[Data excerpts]

• • • •

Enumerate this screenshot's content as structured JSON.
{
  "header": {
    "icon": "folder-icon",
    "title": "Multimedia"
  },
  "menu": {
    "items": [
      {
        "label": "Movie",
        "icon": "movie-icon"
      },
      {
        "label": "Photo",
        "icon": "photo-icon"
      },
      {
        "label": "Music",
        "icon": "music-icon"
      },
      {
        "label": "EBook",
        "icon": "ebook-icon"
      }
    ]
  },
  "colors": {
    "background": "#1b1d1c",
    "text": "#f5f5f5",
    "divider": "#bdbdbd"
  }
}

• • • •

TASK DESCRIPTION
Each line in the material above must be retyped without alteration.

SOLVED EXERCISE
Enumerate this screenshot's content as structured JSON.
{
  "header": {
    "icon": "folder-icon",
    "title": "Multimedia"
  },
  "menu": {
    "items": [
      {
        "label": "Movie",
        "icon": "movie-icon"
      },
      {
        "label": "Photo",
        "icon": "photo-icon"
      },
      {
        "label": "Music",
        "icon": "music-icon"
      },
      {
        "label": "EBook",
        "icon": "ebook-icon"
      }
    ]
  },
  "colors": {
    "background": "#1b1d1c",
    "text": "#f5f5f5",
    "divider": "#bdbdbd"
  }
}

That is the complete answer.